● **Required work**: Pick out the lines below that include the string "Liabilities".

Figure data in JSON

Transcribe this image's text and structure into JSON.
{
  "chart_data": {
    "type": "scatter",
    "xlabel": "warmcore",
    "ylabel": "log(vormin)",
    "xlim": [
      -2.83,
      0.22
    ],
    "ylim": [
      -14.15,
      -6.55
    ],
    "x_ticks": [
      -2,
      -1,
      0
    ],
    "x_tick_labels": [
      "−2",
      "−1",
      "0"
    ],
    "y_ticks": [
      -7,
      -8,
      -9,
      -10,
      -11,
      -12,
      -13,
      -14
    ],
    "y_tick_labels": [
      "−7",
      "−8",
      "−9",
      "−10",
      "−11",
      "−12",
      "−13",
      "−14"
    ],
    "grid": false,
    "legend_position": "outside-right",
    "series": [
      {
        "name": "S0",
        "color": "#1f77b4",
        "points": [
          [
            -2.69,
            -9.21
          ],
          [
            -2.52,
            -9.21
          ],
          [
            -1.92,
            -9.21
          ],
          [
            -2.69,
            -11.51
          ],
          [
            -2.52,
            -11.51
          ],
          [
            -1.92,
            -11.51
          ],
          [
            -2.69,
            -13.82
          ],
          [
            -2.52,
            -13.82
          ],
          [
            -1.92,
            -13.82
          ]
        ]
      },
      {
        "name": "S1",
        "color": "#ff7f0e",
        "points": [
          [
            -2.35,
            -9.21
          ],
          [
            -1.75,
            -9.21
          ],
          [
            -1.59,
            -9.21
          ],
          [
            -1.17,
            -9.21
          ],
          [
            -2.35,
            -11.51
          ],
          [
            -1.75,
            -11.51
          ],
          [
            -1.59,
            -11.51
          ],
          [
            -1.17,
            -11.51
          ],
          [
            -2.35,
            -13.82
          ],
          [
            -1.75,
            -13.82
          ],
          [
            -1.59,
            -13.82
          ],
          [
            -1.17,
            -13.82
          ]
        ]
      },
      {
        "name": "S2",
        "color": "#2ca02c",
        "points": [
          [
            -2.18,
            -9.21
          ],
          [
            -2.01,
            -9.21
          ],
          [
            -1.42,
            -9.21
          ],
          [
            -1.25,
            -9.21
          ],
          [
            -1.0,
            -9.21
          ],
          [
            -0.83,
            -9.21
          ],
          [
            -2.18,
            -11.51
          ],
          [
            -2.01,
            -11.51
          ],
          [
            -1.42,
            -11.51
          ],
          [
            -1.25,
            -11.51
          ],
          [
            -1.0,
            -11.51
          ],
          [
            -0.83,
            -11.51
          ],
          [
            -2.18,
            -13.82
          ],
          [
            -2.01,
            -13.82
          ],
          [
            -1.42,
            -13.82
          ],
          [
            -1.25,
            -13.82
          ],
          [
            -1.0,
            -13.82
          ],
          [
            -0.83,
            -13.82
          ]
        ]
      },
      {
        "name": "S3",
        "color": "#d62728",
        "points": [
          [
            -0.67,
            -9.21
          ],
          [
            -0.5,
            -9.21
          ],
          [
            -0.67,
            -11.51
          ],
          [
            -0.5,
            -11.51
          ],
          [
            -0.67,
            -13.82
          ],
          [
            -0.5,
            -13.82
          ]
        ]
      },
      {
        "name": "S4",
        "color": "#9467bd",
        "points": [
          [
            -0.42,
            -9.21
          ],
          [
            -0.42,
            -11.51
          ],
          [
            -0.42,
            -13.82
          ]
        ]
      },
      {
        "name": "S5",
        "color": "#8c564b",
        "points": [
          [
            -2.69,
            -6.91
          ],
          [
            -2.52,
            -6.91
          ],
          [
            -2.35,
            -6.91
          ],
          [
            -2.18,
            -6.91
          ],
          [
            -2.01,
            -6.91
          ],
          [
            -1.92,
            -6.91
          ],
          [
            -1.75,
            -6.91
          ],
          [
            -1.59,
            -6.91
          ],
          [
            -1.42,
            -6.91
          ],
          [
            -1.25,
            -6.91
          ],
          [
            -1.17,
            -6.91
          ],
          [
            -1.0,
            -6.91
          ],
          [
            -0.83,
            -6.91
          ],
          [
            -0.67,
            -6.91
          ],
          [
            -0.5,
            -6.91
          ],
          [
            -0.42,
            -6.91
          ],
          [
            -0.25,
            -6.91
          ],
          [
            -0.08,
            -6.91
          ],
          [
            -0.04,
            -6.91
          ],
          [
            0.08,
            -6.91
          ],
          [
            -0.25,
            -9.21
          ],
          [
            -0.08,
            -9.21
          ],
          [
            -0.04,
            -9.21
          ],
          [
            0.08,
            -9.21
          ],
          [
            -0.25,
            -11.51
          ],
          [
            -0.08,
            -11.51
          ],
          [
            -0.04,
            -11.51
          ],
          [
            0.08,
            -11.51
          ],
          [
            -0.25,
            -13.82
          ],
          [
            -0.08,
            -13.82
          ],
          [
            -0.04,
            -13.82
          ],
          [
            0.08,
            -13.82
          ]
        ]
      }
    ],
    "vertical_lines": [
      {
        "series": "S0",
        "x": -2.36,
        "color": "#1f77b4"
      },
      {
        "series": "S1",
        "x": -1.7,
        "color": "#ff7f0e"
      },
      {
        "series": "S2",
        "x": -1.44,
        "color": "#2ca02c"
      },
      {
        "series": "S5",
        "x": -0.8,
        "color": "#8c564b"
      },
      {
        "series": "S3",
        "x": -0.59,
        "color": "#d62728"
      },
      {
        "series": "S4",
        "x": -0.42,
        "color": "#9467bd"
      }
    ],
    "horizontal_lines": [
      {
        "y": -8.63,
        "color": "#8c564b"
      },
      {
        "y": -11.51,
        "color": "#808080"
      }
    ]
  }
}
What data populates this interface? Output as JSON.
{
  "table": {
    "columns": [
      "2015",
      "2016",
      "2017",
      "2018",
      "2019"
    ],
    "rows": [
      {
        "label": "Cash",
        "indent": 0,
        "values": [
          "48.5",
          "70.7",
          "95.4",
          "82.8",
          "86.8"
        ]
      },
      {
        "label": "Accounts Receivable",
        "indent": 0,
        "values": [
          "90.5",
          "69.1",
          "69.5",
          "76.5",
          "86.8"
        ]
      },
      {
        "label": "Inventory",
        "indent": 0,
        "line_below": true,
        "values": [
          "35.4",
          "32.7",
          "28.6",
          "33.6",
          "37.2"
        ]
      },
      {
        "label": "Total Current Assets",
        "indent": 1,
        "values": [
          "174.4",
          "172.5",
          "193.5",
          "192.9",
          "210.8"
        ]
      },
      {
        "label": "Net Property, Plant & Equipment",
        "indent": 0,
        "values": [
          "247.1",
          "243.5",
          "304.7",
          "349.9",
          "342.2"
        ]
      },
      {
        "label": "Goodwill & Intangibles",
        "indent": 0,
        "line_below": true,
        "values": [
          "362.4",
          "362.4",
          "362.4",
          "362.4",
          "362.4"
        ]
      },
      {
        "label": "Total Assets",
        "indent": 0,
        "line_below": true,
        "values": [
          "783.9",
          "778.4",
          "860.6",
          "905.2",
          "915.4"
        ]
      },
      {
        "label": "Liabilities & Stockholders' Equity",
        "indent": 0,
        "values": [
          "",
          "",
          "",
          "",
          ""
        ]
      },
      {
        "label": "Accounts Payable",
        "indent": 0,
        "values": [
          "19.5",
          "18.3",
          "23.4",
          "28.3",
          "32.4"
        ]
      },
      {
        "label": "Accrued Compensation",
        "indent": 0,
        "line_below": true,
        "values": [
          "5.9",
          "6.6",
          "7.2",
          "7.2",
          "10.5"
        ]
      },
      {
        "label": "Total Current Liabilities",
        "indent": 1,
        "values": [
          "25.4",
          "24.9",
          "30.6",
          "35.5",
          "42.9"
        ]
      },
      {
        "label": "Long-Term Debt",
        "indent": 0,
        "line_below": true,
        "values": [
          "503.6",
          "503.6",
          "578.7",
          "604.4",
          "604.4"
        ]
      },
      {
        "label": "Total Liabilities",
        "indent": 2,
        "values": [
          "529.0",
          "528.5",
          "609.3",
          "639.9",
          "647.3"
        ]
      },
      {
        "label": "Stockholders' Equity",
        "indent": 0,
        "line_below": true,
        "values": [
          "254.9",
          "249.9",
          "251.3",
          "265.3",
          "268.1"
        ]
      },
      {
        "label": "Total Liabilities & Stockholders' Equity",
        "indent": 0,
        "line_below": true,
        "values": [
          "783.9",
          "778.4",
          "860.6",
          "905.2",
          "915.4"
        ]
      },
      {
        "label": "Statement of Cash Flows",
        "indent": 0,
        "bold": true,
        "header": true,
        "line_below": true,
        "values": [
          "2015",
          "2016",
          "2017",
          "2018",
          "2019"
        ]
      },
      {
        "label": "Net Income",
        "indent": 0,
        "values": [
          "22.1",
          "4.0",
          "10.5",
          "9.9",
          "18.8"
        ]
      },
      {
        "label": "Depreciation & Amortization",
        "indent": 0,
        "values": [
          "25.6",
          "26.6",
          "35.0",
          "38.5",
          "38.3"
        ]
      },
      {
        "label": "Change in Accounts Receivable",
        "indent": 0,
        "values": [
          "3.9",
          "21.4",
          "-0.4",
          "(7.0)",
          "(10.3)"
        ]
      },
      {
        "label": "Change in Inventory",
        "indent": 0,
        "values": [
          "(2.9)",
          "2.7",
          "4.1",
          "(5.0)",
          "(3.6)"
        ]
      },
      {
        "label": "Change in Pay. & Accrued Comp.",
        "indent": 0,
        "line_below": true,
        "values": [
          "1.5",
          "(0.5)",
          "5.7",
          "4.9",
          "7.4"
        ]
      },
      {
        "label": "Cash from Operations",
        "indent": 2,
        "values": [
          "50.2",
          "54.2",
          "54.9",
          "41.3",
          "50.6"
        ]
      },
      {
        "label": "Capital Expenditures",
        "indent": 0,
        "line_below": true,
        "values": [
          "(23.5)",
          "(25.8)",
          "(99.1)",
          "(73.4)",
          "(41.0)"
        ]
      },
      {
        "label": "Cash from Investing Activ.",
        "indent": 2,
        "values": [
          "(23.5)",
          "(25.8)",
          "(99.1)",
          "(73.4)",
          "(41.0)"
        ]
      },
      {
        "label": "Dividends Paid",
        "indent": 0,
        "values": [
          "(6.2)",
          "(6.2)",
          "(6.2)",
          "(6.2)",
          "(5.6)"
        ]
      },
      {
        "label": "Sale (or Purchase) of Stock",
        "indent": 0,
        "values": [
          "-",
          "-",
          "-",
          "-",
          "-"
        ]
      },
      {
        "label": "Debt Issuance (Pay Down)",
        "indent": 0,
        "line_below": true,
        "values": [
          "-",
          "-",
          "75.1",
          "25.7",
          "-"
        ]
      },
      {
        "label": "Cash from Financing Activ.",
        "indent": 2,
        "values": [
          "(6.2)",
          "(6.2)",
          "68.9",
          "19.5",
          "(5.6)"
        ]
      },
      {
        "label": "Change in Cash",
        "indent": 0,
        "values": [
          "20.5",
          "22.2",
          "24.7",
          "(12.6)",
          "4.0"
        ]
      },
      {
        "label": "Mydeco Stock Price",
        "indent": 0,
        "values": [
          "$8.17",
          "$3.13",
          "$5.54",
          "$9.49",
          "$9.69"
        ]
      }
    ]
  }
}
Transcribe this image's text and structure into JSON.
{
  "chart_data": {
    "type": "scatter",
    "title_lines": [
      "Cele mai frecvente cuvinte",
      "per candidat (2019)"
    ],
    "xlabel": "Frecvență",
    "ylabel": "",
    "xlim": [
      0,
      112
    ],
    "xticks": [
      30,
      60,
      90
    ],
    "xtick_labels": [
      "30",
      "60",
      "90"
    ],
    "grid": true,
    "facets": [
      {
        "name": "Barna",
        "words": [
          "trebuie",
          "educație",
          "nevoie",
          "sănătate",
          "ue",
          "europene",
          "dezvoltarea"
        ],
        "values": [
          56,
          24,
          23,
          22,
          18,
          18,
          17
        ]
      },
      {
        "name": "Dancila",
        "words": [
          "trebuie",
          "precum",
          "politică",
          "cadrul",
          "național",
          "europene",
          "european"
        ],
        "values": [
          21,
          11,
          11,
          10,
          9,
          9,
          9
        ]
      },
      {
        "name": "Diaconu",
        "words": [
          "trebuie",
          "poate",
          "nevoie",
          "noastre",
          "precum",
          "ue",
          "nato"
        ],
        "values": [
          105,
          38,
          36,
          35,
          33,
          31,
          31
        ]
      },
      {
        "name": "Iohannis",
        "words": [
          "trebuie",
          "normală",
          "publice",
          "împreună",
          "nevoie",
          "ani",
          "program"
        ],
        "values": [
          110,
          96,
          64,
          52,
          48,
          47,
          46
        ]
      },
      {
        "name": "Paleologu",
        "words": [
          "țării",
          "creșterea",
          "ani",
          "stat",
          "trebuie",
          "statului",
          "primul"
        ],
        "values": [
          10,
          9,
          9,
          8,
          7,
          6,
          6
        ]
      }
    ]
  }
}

● **Exercise answer**:
        "label": "Liabilities & Stockholders' Equity",
        "label": "Total Current Liabilities",
        "label": "Total Liabilities",
        "label": "Total Liabilities & Stockholders' Equity",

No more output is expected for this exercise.